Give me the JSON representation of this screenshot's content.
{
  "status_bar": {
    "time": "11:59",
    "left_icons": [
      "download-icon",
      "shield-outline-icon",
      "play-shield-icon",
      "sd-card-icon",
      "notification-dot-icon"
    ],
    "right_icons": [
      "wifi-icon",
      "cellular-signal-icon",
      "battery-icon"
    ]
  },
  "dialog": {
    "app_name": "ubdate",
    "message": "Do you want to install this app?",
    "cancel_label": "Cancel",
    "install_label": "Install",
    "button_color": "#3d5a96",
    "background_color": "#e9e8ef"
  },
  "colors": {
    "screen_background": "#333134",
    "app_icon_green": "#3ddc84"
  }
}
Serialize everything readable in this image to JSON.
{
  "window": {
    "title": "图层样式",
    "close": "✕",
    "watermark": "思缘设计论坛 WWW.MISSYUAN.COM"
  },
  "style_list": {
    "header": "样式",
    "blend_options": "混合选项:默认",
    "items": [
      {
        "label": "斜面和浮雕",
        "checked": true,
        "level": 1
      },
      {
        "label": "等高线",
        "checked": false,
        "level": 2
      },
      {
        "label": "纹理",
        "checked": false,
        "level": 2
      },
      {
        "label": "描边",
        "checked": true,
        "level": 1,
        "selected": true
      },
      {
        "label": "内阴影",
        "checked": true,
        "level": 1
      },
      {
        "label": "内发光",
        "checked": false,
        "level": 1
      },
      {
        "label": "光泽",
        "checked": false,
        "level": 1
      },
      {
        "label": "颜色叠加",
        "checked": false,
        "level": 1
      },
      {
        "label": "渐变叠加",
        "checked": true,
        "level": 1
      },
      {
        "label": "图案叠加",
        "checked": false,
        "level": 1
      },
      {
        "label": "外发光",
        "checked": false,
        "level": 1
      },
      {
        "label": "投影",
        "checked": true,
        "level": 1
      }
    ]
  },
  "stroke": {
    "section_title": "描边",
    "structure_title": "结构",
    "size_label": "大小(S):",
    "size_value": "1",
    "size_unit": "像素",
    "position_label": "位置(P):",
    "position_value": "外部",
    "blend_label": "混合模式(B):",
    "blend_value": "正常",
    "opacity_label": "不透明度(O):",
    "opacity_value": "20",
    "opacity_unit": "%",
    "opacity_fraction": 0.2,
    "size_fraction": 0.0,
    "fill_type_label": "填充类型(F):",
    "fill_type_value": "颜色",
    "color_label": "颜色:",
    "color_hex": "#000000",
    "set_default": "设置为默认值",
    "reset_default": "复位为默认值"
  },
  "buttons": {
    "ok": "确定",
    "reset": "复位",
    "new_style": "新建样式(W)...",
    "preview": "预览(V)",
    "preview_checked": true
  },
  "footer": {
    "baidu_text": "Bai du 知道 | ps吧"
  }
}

--------------------

__To do__.
From the listing above, extract all records word for word.

__Full answer__.
Give me the JSON representation of this screenshot's content.
{
  "status_bar": {
    "time": "11:59",
    "left_icons": [
      "download-icon",
      "shield-outline-icon",
      "play-shield-icon",
      "sd-card-icon",
      "notification-dot-icon"
    ],
    "right_icons": [
      "wifi-icon",
      "cellular-signal-icon",
      "battery-icon"
    ]
  },
  "dialog": {
    "app_name": "ubdate",
    "message": "Do you want to install this app?",
    "cancel_label": "Cancel",
    "install_label": "Install",
    "button_color": "#3d5a96",
    "background_color": "#e9e8ef"
  },
  "colors": {
    "screen_background": "#333134",
    "app_icon_green": "#3ddc84"
  }
}
Serialize everything readable in this image to JSON.
{
  "window": {
    "title": "图层样式",
    "close": "✕",
    "watermark": "思缘设计论坛 WWW.MISSYUAN.COM"
  },
  "style_list": {
    "header": "样式",
    "blend_options": "混合选项:默认",
    "items": [
      {
        "label": "斜面和浮雕",
        "checked": true,
        "level": 1
      },
      {
        "label": "等高线",
        "checked": false,
        "level": 2
      },
      {
        "label": "纹理",
        "checked": false,
        "level": 2
      },
      {
        "label": "描边",
        "checked": true,
        "level": 1,
        "selected": true
      },
      {
        "label": "内阴影",
        "checked": true,
        "level": 1
      },
      {
        "label": "内发光",
        "checked": false,
        "level": 1
      },
      {
        "label": "光泽",
        "checked": false,
        "level": 1
      },
      {
        "label": "颜色叠加",
        "checked": false,
        "level": 1
      },
      {
        "label": "渐变叠加",
        "checked": true,
        "level": 1
      },
      {
        "label": "图案叠加",
        "checked": false,
        "level": 1
      },
      {
        "label": "外发光",
        "checked": false,
        "level": 1
      },
      {
        "label": "投影",
        "checked": true,
        "level": 1
      }
    ]
  },
  "stroke": {
    "section_title": "描边",
    "structure_title": "结构",
    "size_label": "大小(S):",
    "size_value": "1",
    "size_unit": "像素",
    "position_label": "位置(P):",
    "position_value": "外部",
    "blend_label": "混合模式(B):",
    "blend_value": "正常",
    "opacity_label": "不透明度(O):",
    "opacity_value": "20",
    "opacity_unit": "%",
    "opacity_fraction": 0.2,
    "size_fraction": 0.0,
    "fill_type_label": "填充类型(F):",
    "fill_type_value": "颜色",
    "color_label": "颜色:",
    "color_hex": "#000000",
    "set_default": "设置为默认值",
    "reset_default": "复位为默认值"
  },
  "buttons": {
    "ok": "确定",
    "reset": "复位",
    "new_style": "新建样式(W)...",
    "preview": "预览(V)",
    "preview_checked": true
  },
  "footer": {
    "baidu_text": "Bai du 知道 | ps吧"
  }
}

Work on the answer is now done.